━━━━━ Stored rows
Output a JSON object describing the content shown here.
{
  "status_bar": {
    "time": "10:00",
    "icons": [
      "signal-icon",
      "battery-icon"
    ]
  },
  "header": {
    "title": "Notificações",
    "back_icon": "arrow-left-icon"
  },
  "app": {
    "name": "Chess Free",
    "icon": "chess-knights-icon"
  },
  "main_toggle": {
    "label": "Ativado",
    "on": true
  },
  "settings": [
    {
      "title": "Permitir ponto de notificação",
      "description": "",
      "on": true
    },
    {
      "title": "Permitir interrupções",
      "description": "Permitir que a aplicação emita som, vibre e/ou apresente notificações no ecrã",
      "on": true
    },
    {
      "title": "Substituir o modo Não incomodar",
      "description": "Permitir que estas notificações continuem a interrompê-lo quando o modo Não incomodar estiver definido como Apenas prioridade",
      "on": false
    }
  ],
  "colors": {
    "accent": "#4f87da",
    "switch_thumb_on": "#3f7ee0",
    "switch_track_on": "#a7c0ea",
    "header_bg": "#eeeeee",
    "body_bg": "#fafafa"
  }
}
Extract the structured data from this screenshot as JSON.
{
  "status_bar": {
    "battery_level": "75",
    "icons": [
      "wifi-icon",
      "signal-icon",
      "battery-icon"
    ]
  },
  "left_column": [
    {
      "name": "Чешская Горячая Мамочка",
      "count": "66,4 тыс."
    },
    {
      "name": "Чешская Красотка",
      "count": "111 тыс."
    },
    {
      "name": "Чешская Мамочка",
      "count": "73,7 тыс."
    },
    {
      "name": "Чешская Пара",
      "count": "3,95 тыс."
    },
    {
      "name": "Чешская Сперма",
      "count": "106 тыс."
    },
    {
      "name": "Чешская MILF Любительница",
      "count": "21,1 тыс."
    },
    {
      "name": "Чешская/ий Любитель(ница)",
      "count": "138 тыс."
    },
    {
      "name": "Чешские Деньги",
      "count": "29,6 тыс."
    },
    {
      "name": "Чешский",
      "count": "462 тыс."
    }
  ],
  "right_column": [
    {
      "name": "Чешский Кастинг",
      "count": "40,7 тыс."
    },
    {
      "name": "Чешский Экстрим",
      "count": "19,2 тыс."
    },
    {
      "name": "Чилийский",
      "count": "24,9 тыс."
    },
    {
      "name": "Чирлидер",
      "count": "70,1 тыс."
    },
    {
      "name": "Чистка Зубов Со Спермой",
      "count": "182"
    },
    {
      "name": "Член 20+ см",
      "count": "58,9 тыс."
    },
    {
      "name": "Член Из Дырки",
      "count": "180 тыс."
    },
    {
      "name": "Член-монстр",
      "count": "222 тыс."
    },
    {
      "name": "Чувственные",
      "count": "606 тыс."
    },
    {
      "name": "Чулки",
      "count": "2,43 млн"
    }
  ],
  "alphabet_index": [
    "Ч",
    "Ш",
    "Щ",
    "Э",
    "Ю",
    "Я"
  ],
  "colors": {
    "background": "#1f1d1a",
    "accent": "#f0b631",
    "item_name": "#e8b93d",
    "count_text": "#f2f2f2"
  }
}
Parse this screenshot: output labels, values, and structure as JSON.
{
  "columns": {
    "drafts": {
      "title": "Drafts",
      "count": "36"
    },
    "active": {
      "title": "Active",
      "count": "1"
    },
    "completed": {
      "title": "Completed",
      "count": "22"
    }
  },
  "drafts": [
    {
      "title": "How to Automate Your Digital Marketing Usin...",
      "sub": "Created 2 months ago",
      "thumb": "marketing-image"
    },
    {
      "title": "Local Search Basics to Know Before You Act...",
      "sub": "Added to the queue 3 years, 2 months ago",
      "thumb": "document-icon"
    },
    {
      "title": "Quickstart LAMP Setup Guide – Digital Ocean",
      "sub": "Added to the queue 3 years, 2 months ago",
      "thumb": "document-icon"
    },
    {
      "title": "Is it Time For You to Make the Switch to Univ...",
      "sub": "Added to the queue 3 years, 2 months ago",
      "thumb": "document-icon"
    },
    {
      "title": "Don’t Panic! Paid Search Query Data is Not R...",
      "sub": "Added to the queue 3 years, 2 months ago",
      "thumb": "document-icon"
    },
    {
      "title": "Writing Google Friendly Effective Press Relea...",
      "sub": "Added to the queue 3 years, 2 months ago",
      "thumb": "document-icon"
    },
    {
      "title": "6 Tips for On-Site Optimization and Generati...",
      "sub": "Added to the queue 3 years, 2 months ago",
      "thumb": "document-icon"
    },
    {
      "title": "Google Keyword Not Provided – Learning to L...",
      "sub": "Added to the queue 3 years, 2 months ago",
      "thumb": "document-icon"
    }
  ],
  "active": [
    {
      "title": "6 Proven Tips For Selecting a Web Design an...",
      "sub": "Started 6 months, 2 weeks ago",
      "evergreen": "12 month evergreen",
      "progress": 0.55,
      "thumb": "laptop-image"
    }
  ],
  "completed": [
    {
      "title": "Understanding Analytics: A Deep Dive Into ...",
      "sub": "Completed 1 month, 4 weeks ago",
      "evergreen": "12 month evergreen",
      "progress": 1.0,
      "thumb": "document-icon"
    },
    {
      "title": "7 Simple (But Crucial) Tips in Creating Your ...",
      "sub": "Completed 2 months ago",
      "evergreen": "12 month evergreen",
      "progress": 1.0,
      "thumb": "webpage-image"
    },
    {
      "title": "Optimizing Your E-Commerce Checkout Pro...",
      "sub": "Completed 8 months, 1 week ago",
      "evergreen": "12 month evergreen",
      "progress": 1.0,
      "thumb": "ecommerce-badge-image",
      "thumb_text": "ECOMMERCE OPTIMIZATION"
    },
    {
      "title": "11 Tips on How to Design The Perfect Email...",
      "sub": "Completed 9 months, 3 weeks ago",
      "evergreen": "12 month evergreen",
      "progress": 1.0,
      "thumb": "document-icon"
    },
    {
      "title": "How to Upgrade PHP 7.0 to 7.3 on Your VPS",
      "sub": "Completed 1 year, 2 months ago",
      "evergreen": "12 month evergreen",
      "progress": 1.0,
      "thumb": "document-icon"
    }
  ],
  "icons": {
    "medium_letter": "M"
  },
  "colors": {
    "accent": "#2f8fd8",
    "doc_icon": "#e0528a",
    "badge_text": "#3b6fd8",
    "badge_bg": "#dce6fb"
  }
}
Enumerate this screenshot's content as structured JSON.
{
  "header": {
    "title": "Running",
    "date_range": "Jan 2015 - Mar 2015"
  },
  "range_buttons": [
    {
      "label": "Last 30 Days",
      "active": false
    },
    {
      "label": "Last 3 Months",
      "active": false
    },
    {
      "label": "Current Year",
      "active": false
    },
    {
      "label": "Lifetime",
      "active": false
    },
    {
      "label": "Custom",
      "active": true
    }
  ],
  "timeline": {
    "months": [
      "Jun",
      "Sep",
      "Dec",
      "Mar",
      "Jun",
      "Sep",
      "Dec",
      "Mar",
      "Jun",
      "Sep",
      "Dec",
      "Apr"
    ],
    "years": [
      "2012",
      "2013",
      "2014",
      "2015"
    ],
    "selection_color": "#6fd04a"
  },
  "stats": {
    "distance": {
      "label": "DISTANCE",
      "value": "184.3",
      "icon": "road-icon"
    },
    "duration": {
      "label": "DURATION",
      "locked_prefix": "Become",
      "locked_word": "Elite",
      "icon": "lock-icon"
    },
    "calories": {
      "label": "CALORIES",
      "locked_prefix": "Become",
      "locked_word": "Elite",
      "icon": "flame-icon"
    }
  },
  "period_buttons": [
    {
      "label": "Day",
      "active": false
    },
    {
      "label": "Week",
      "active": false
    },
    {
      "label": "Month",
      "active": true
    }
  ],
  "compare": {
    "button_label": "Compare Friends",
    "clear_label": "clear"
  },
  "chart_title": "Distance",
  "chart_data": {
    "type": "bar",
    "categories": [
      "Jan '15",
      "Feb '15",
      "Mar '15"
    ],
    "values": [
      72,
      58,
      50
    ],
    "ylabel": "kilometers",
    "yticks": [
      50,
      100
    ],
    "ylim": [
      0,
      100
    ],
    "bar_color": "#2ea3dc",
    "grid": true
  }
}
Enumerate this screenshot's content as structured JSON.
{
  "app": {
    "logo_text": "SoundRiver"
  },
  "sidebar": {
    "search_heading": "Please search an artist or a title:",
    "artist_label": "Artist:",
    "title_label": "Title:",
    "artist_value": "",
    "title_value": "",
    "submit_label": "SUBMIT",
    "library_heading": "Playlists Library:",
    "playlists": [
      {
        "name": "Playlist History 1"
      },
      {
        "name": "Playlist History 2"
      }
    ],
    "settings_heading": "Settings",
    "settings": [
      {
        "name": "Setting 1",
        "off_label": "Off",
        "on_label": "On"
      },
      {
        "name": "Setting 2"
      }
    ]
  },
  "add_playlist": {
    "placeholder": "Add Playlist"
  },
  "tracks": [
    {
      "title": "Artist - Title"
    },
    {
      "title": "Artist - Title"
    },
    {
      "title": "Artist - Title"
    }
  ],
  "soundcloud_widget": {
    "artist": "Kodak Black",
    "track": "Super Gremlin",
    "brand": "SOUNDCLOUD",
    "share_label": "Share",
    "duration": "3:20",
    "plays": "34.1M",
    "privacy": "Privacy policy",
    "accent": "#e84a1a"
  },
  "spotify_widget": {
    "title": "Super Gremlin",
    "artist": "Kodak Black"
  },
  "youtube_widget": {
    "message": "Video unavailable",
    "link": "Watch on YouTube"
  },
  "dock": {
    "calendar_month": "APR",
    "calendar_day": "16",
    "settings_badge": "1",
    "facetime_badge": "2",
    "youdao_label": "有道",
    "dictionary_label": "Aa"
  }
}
━━━━━━━━━━
* _What is being asked_: All lines in the data that contain the word "Google" should be copied.

* _Result_:
      "title": "Writing Google Friendly Effective Press Relea...",
      "title": "Google Keyword Not Provided – Learning to L...",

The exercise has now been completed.